Set task>
Skip the pictures. Repeat everything else in the records word for word.

Collected data entries
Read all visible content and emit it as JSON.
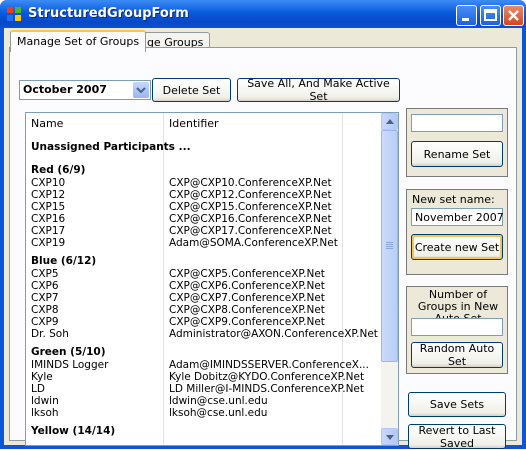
{
  "window": {
    "title": "StructuredGroupForm"
  },
  "tabs": [
    {
      "label": "Manage Set of Groups",
      "active": true
    },
    {
      "label": "Manage Groups",
      "active": false
    }
  ],
  "toolbar": {
    "set_select_value": "October 2007",
    "delete_label": "Delete Set",
    "save_all_label": "Save All, And Make Active Set"
  },
  "list": {
    "columns": [
      "Name",
      "Identifier"
    ],
    "rows": [
      {
        "kind": "group",
        "name": "Unassigned Participants ...",
        "id": ""
      },
      {
        "kind": "group",
        "name": "Red  (6/9)",
        "id": ""
      },
      {
        "kind": "item",
        "name": "CXP10",
        "id": "CXP@CXP10.ConferenceXP.Net"
      },
      {
        "kind": "item",
        "name": "CXP12",
        "id": "CXP@CXP12.ConferenceXP.Net"
      },
      {
        "kind": "item",
        "name": "CXP15",
        "id": "CXP@CXP15.ConferenceXP.Net"
      },
      {
        "kind": "item",
        "name": "CXP16",
        "id": "CXP@CXP16.ConferenceXP.Net"
      },
      {
        "kind": "item",
        "name": "CXP17",
        "id": "CXP@CXP17.ConferenceXP.Net"
      },
      {
        "kind": "item",
        "name": "CXP19",
        "id": "Adam@SOMA.ConferenceXP.Net"
      },
      {
        "kind": "group",
        "name": "Blue  (6/12)",
        "id": ""
      },
      {
        "kind": "item",
        "name": "CXP5",
        "id": "CXP@CXP5.ConferenceXP.Net"
      },
      {
        "kind": "item",
        "name": "CXP6",
        "id": "CXP@CXP6.ConferenceXP.Net"
      },
      {
        "kind": "item",
        "name": "CXP7",
        "id": "CXP@CXP7.ConferenceXP.Net"
      },
      {
        "kind": "item",
        "name": "CXP8",
        "id": "CXP@CXP8.ConferenceXP.Net"
      },
      {
        "kind": "item",
        "name": "CXP9",
        "id": "CXP@CXP9.ConferenceXP.Net"
      },
      {
        "kind": "item",
        "name": "Dr. Soh",
        "id": "Administrator@AXON.ConferenceXP.Net"
      },
      {
        "kind": "group",
        "name": "Green  (5/10)",
        "id": ""
      },
      {
        "kind": "item",
        "name": "IMINDS Logger",
        "id": "Adam@IMINDSSERVER.ConferenceX..."
      },
      {
        "kind": "item",
        "name": "Kyle",
        "id": "Kyle Dobitz@KYDO.ConferenceXP.Net"
      },
      {
        "kind": "item",
        "name": "LD",
        "id": "LD Miller@I-MINDS.ConferenceXP.Net"
      },
      {
        "kind": "item",
        "name": "ldwin",
        "id": "ldwin@cse.unl.edu"
      },
      {
        "kind": "item",
        "name": "lksoh",
        "id": "lksoh@cse.unl.edu"
      },
      {
        "kind": "group",
        "name": "Yellow  (14/14)",
        "id": ""
      }
    ]
  },
  "rename_panel": {
    "input_value": "",
    "button_label": "Rename Set"
  },
  "new_set_panel": {
    "label": "New set name:",
    "input_value": "November 2007",
    "button_label": "Create new Set"
  },
  "auto_set_panel": {
    "label": "Number of Groups in New Auto Set",
    "input_value": "",
    "button_label": "Random Auto Set"
  },
  "footer": {
    "save_label": "Save Sets",
    "revert_label": "Revert to Last Saved"
  }
}
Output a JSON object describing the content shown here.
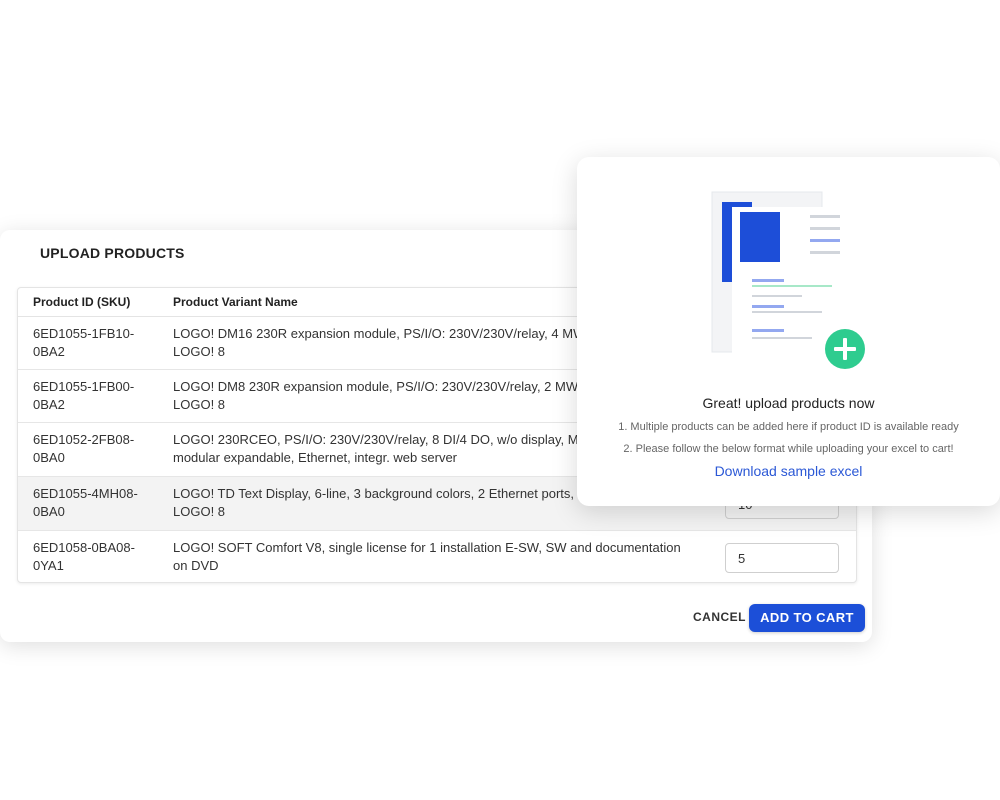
{
  "dialog": {
    "title": "UPLOAD PRODUCTS",
    "columns": {
      "sku": "Product ID (SKU)",
      "name": "Product Variant Name"
    },
    "rows": [
      {
        "sku": "6ED1055-1FB10-0BA2",
        "name": "LOGO! DM16 230R expansion module, PS/I/O: 230V/230V/relay, 4 MW, 16 DI/8 DO, for LOGO! 8",
        "qty": ""
      },
      {
        "sku": "6ED1055-1FB00-0BA2",
        "name": "LOGO! DM8 230R expansion module, PS/I/O: 230V/230V/relay, 2 MW, 4 DI/4 DO, for LOGO! 8",
        "qty": ""
      },
      {
        "sku": "6ED1052-2FB08-0BA0",
        "name": "LOGO! 230RCEO, PS/I/O: 230V/230V/relay, 8 DI/4 DO, w/o display, Memory 400 blocks, modular expandable, Ethernet, integr. web server",
        "qty": ""
      },
      {
        "sku": "6ED1055-4MH08-0BA0",
        "name": "LOGO! TD Text Display, 6-line, 3 background colors, 2 Ethernet ports, incl. accessories for LOGO! 8",
        "qty": "10"
      },
      {
        "sku": "6ED1058-0BA08-0YA1",
        "name": "LOGO! SOFT Comfort V8, single license for 1 installation E-SW, SW and documentation on DVD",
        "qty": "5"
      }
    ],
    "cancel_label": "CANCEL",
    "add_label": "ADD TO CART",
    "accent_color": "#1c4fd8"
  },
  "upload": {
    "title": "Great! upload products now",
    "line1": "1. Multiple products can be added here if product ID is available ready",
    "line2": "2. Please follow the below format while uploading your excel to cart!",
    "link": "Download sample excel",
    "illustration_icon": "documents-add-icon",
    "plus_color": "#2ecc8f"
  }
}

Expected answer>
Read all visible content and emit it as JSON.
{
  "window": {
    "title": "StructuredGroupForm"
  },
  "tabs": [
    {
      "label": "Manage Set of Groups",
      "active": true
    },
    {
      "label": "Manage Groups",
      "active": false
    }
  ],
  "toolbar": {
    "set_select_value": "October 2007",
    "delete_label": "Delete Set",
    "save_all_label": "Save All, And Make Active Set"
  },
  "list": {
    "columns": [
      "Name",
      "Identifier"
    ],
    "rows": [
      {
        "kind": "group",
        "name": "Unassigned Participants ...",
        "id": ""
      },
      {
        "kind": "group",
        "name": "Red  (6/9)",
        "id": ""
      },
      {
        "kind": "item",
        "name": "CXP10",
        "id": "CXP@CXP10.ConferenceXP.Net"
      },
      {
        "kind": "item",
        "name": "CXP12",
        "id": "CXP@CXP12.ConferenceXP.Net"
      },
      {
        "kind": "item",
        "name": "CXP15",
        "id": "CXP@CXP15.ConferenceXP.Net"
      },
      {
        "kind": "item",
        "name": "CXP16",
        "id": "CXP@CXP16.ConferenceXP.Net"
      },
      {
        "kind": "item",
        "name": "CXP17",
        "id": "CXP@CXP17.ConferenceXP.Net"
      },
      {
        "kind": "item",
        "name": "CXP19",
        "id": "Adam@SOMA.ConferenceXP.Net"
      },
      {
        "kind": "group",
        "name": "Blue  (6/12)",
        "id": ""
      },
      {
        "kind": "item",
        "name": "CXP5",
        "id": "CXP@CXP5.ConferenceXP.Net"
      },
      {
        "kind": "item",
        "name": "CXP6",
        "id": "CXP@CXP6.ConferenceXP.Net"
      },
      {
        "kind": "item",
        "name": "CXP7",
        "id": "CXP@CXP7.ConferenceXP.Net"
      },
      {
        "kind": "item",
        "name": "CXP8",
        "id": "CXP@CXP8.ConferenceXP.Net"
      },
      {
        "kind": "item",
        "name": "CXP9",
        "id": "CXP@CXP9.ConferenceXP.Net"
      },
      {
        "kind": "item",
        "name": "Dr. Soh",
        "id": "Administrator@AXON.ConferenceXP.Net"
      },
      {
        "kind": "group",
        "name": "Green  (5/10)",
        "id": ""
      },
      {
        "kind": "item",
        "name": "IMINDS Logger",
        "id": "Adam@IMINDSSERVER.ConferenceX..."
      },
      {
        "kind": "item",
        "name": "Kyle",
        "id": "Kyle Dobitz@KYDO.ConferenceXP.Net"
      },
      {
        "kind": "item",
        "name": "LD",
        "id": "LD Miller@I-MINDS.ConferenceXP.Net"
      },
      {
        "kind": "item",
        "name": "ldwin",
        "id": "ldwin@cse.unl.edu"
      },
      {
        "kind": "item",
        "name": "lksoh",
        "id": "lksoh@cse.unl.edu"
      },
      {
        "kind": "group",
        "name": "Yellow  (14/14)",
        "id": ""
      }
    ]
  },
  "rename_panel": {
    "input_value": "",
    "button_label": "Rename Set"
  },
  "new_set_panel": {
    "label": "New set name:",
    "input_value": "November 2007",
    "button_label": "Create new Set"
  },
  "auto_set_panel": {
    "label": "Number of Groups in New Auto Set",
    "input_value": "",
    "button_label": "Random Auto Set"
  },
  "footer": {
    "save_label": "Save Sets",
    "revert_label": "Revert to Last Saved"
  }
}
Output a JSON object describing the content shown here.
{
  "dialog": {
    "title": "UPLOAD PRODUCTS",
    "columns": {
      "sku": "Product ID (SKU)",
      "name": "Product Variant Name"
    },
    "rows": [
      {
        "sku": "6ED1055-1FB10-0BA2",
        "name": "LOGO! DM16 230R expansion module, PS/I/O: 230V/230V/relay, 4 MW, 16 DI/8 DO, for LOGO! 8",
        "qty": ""
      },
      {
        "sku": "6ED1055-1FB00-0BA2",
        "name": "LOGO! DM8 230R expansion module, PS/I/O: 230V/230V/relay, 2 MW, 4 DI/4 DO, for LOGO! 8",
        "qty": ""
      },
      {
        "sku": "6ED1052-2FB08-0BA0",
        "name": "LOGO! 230RCEO, PS/I/O: 230V/230V/relay, 8 DI/4 DO, w/o display, Memory 400 blocks, modular expandable, Ethernet, integr. web server",
        "qty": ""
      },
      {
        "sku": "6ED1055-4MH08-0BA0",
        "name": "LOGO! TD Text Display, 6-line, 3 background colors, 2 Ethernet ports, incl. accessories for LOGO! 8",
        "qty": "10"
      },
      {
        "sku": "6ED1058-0BA08-0YA1",
        "name": "LOGO! SOFT Comfort V8, single license for 1 installation E-SW, SW and documentation on DVD",
        "qty": "5"
      }
    ],
    "cancel_label": "CANCEL",
    "add_label": "ADD TO CART",
    "accent_color": "#1c4fd8"
  },
  "upload": {
    "title": "Great! upload products now",
    "line1": "1. Multiple products can be added here if product ID is available ready",
    "line2": "2. Please follow the below format while uploading your excel to cart!",
    "link": "Download sample excel",
    "illustration_icon": "documents-add-icon",
    "plus_color": "#2ecc8f"
  }
}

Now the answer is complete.